**Set exercise:**
Your answer should be a single number: the count of lines that hold the word "least".

**Provided data:**
────────────────────────────────────────

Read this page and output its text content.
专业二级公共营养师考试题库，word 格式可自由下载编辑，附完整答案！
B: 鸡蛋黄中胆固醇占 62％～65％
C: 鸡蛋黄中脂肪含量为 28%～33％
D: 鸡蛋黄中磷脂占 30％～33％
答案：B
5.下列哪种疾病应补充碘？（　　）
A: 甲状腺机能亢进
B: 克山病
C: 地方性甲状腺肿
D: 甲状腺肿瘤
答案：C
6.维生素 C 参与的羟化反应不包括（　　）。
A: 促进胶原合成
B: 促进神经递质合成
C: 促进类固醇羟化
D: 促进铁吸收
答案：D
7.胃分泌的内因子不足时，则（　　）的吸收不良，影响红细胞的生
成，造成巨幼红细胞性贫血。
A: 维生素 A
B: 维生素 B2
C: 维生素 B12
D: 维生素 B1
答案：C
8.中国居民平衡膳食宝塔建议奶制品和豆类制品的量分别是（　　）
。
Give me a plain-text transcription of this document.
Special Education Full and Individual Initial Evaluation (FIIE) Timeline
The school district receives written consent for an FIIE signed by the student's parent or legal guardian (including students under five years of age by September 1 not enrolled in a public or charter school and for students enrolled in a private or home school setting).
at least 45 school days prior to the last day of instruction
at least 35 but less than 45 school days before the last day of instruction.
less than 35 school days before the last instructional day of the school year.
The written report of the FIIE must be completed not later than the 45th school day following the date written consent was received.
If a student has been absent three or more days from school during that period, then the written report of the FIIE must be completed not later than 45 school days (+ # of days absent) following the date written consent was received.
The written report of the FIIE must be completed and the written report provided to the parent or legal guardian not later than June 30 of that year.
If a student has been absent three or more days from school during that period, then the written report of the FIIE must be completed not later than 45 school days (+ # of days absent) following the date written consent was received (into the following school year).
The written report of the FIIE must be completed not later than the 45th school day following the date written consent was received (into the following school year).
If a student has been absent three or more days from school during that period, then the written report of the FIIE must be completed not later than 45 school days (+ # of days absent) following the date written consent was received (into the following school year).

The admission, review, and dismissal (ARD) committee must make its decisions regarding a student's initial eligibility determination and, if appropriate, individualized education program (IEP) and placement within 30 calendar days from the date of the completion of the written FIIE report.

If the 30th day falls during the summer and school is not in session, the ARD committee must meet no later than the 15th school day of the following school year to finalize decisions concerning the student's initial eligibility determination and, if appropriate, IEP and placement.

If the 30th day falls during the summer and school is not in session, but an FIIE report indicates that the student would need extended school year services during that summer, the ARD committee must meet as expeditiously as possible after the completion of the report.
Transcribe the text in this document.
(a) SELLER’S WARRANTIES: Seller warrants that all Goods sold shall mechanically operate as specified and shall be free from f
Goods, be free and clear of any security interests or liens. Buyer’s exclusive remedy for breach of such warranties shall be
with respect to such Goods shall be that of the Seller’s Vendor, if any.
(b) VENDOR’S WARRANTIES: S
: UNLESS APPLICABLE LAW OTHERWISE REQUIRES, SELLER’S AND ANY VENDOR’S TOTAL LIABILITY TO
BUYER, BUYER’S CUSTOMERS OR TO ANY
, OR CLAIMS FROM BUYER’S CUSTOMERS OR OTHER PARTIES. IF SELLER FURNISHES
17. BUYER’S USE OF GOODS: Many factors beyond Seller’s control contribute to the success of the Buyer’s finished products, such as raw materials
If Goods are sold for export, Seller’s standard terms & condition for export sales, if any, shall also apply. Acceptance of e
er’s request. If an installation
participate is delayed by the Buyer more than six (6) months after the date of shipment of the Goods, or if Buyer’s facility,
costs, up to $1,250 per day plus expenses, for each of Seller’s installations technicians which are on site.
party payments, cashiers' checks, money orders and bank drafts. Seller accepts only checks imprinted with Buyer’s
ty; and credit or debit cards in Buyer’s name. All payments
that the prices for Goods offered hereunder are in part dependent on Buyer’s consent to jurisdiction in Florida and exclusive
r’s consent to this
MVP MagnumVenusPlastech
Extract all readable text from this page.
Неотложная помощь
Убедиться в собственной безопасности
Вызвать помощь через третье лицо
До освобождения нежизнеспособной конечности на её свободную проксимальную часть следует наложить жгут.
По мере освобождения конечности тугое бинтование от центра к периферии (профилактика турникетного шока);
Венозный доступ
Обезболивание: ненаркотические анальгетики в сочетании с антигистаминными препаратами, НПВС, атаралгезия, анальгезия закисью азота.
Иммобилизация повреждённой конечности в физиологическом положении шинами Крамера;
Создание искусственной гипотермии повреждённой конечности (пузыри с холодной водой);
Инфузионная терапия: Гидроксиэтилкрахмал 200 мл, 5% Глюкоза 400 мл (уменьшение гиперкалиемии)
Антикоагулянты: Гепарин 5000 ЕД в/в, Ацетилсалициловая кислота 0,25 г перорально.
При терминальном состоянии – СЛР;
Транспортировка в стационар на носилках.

────────────────────────────────────────

**Problem solution:**
2